Short task -> Copy every line of the records below that holds the word "Residuals".

Dataset excerpts ->
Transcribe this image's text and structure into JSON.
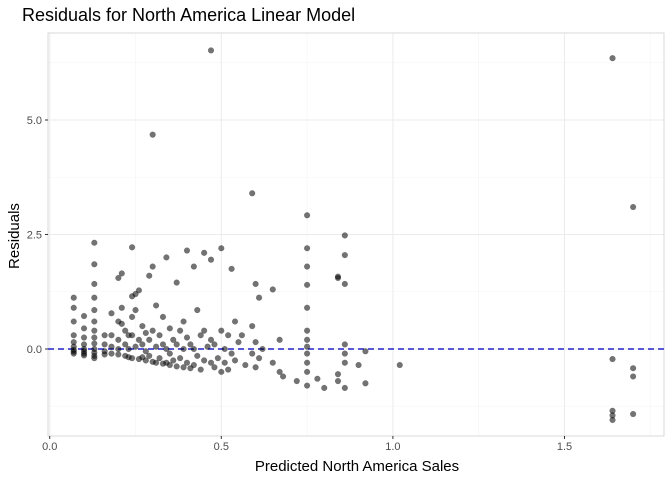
{
  "chart_data": {
    "type": "scatter",
    "title": "Residuals for North America Linear Model",
    "xlabel": "Predicted North America Sales",
    "ylabel": "Residuals",
    "xlim": [
      -0.005,
      1.79
    ],
    "ylim": [
      -1.9,
      6.9
    ],
    "x_ticks": [
      0.0,
      0.5,
      1.0,
      1.5
    ],
    "x_tick_labels": [
      "0.0",
      "0.5",
      "1.0",
      "1.5"
    ],
    "y_ticks": [
      0.0,
      2.5,
      5.0
    ],
    "y_tick_labels": [
      "0.0",
      "2.5",
      "5.0"
    ],
    "reference_line": {
      "y": 0,
      "style": "dashed",
      "color": "#2222cc"
    },
    "grid": true,
    "point_color": "#000000",
    "points": [
      [
        0.07,
        1.12
      ],
      [
        0.07,
        0.9
      ],
      [
        0.07,
        0.6
      ],
      [
        0.07,
        0.3
      ],
      [
        0.07,
        0.15
      ],
      [
        0.07,
        0.05
      ],
      [
        0.07,
        -0.02
      ],
      [
        0.07,
        -0.06
      ],
      [
        0.07,
        -0.1
      ],
      [
        0.1,
        0.72
      ],
      [
        0.1,
        0.45
      ],
      [
        0.1,
        0.25
      ],
      [
        0.1,
        0.1
      ],
      [
        0.1,
        0.0
      ],
      [
        0.1,
        -0.05
      ],
      [
        0.1,
        -0.1
      ],
      [
        0.1,
        -0.14
      ],
      [
        0.13,
        2.32
      ],
      [
        0.13,
        1.85
      ],
      [
        0.13,
        1.42
      ],
      [
        0.13,
        1.12
      ],
      [
        0.13,
        0.85
      ],
      [
        0.13,
        0.6
      ],
      [
        0.13,
        0.4
      ],
      [
        0.13,
        0.25
      ],
      [
        0.13,
        0.12
      ],
      [
        0.13,
        0.0
      ],
      [
        0.13,
        -0.08
      ],
      [
        0.13,
        -0.15
      ],
      [
        0.13,
        -0.2
      ],
      [
        0.16,
        0.3
      ],
      [
        0.16,
        0.1
      ],
      [
        0.16,
        -0.05
      ],
      [
        0.16,
        -0.12
      ],
      [
        0.18,
        0.78
      ],
      [
        0.18,
        0.3
      ],
      [
        0.18,
        0.05
      ],
      [
        0.18,
        -0.1
      ],
      [
        0.2,
        1.55
      ],
      [
        0.2,
        0.6
      ],
      [
        0.2,
        0.2
      ],
      [
        0.2,
        0.0
      ],
      [
        0.2,
        -0.12
      ],
      [
        0.21,
        1.65
      ],
      [
        0.21,
        0.9
      ],
      [
        0.21,
        0.55
      ],
      [
        0.22,
        0.4
      ],
      [
        0.22,
        0.1
      ],
      [
        0.22,
        -0.15
      ],
      [
        0.23,
        0.3
      ],
      [
        0.23,
        0.0
      ],
      [
        0.23,
        -0.18
      ],
      [
        0.24,
        2.22
      ],
      [
        0.24,
        1.15
      ],
      [
        0.24,
        0.7
      ],
      [
        0.24,
        0.3
      ],
      [
        0.24,
        -0.2
      ],
      [
        0.25,
        1.2
      ],
      [
        0.25,
        0.85
      ],
      [
        0.25,
        0.05
      ],
      [
        0.26,
        1.28
      ],
      [
        0.26,
        0.2
      ],
      [
        0.26,
        -0.22
      ],
      [
        0.27,
        0.5
      ],
      [
        0.27,
        0.1
      ],
      [
        0.27,
        -0.18
      ],
      [
        0.28,
        0.35
      ],
      [
        0.28,
        -0.05
      ],
      [
        0.28,
        -0.25
      ],
      [
        0.29,
        1.6
      ],
      [
        0.29,
        0.2
      ],
      [
        0.29,
        -0.15
      ],
      [
        0.3,
        4.68
      ],
      [
        0.3,
        1.8
      ],
      [
        0.3,
        0.4
      ],
      [
        0.3,
        -0.28
      ],
      [
        0.31,
        0.95
      ],
      [
        0.31,
        0.05
      ],
      [
        0.31,
        -0.3
      ],
      [
        0.32,
        0.3
      ],
      [
        0.32,
        -0.2
      ],
      [
        0.33,
        0.7
      ],
      [
        0.33,
        0.1
      ],
      [
        0.33,
        -0.32
      ],
      [
        0.34,
        2.0
      ],
      [
        0.34,
        0.0
      ],
      [
        0.34,
        -0.3
      ],
      [
        0.35,
        0.45
      ],
      [
        0.35,
        -0.1
      ],
      [
        0.35,
        -0.35
      ],
      [
        0.36,
        0.2
      ],
      [
        0.36,
        -0.25
      ],
      [
        0.37,
        1.45
      ],
      [
        0.37,
        0.1
      ],
      [
        0.37,
        -0.38
      ],
      [
        0.38,
        0.4
      ],
      [
        0.38,
        -0.2
      ],
      [
        0.39,
        0.6
      ],
      [
        0.39,
        0.0
      ],
      [
        0.39,
        -0.4
      ],
      [
        0.4,
        2.15
      ],
      [
        0.4,
        0.25
      ],
      [
        0.4,
        -0.3
      ],
      [
        0.41,
        0.1
      ],
      [
        0.41,
        -0.42
      ],
      [
        0.42,
        1.8
      ],
      [
        0.42,
        0.0
      ],
      [
        0.42,
        -0.35
      ],
      [
        0.43,
        0.85
      ],
      [
        0.43,
        -0.15
      ],
      [
        0.44,
        0.3
      ],
      [
        0.44,
        -0.45
      ],
      [
        0.45,
        2.1
      ],
      [
        0.45,
        0.4
      ],
      [
        0.45,
        -0.25
      ],
      [
        0.46,
        0.05
      ],
      [
        0.47,
        6.52
      ],
      [
        0.47,
        1.95
      ],
      [
        0.47,
        0.2
      ],
      [
        0.47,
        -0.3
      ],
      [
        0.48,
        0.1
      ],
      [
        0.48,
        -0.4
      ],
      [
        0.49,
        -0.2
      ],
      [
        0.5,
        2.2
      ],
      [
        0.5,
        0.4
      ],
      [
        0.5,
        -0.5
      ],
      [
        0.51,
        0.0
      ],
      [
        0.51,
        -0.3
      ],
      [
        0.52,
        0.3
      ],
      [
        0.52,
        -0.45
      ],
      [
        0.53,
        1.75
      ],
      [
        0.53,
        -0.1
      ],
      [
        0.54,
        0.6
      ],
      [
        0.54,
        -0.25
      ],
      [
        0.55,
        0.15
      ],
      [
        0.56,
        0.3
      ],
      [
        0.57,
        -0.35
      ],
      [
        0.59,
        3.4
      ],
      [
        0.59,
        0.5
      ],
      [
        0.59,
        -0.1
      ],
      [
        0.6,
        1.42
      ],
      [
        0.6,
        0.15
      ],
      [
        0.6,
        -0.4
      ],
      [
        0.61,
        1.12
      ],
      [
        0.61,
        -0.2
      ],
      [
        0.62,
        0.0
      ],
      [
        0.65,
        1.3
      ],
      [
        0.65,
        -0.3
      ],
      [
        0.67,
        0.2
      ],
      [
        0.67,
        -0.5
      ],
      [
        0.68,
        -0.6
      ],
      [
        0.72,
        -0.7
      ],
      [
        0.75,
        2.92
      ],
      [
        0.75,
        2.2
      ],
      [
        0.75,
        1.8
      ],
      [
        0.75,
        1.4
      ],
      [
        0.75,
        0.9
      ],
      [
        0.75,
        0.4
      ],
      [
        0.75,
        0.2
      ],
      [
        0.75,
        0.05
      ],
      [
        0.75,
        -0.1
      ],
      [
        0.75,
        -0.3
      ],
      [
        0.75,
        -0.5
      ],
      [
        0.75,
        -0.8
      ],
      [
        0.78,
        -0.65
      ],
      [
        0.8,
        -0.85
      ],
      [
        0.84,
        1.58
      ],
      [
        0.84,
        1.55
      ],
      [
        0.84,
        -0.55
      ],
      [
        0.84,
        -0.7
      ],
      [
        0.86,
        2.48
      ],
      [
        0.86,
        2.05
      ],
      [
        0.86,
        1.42
      ],
      [
        0.86,
        0.1
      ],
      [
        0.86,
        -0.1
      ],
      [
        0.86,
        -0.3
      ],
      [
        0.86,
        -0.85
      ],
      [
        0.9,
        -0.35
      ],
      [
        0.92,
        -0.05
      ],
      [
        0.92,
        -0.75
      ],
      [
        1.02,
        -0.35
      ],
      [
        1.64,
        6.35
      ],
      [
        1.64,
        -0.22
      ],
      [
        1.64,
        -1.35
      ],
      [
        1.64,
        -1.45
      ],
      [
        1.64,
        -1.55
      ],
      [
        1.7,
        3.1
      ],
      [
        1.7,
        -0.42
      ],
      [
        1.7,
        -0.6
      ],
      [
        1.7,
        -1.42
      ]
    ]
  }
}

Written response ->
    "title": "Residuals for North America Linear Model",
    "ylabel": "Residuals",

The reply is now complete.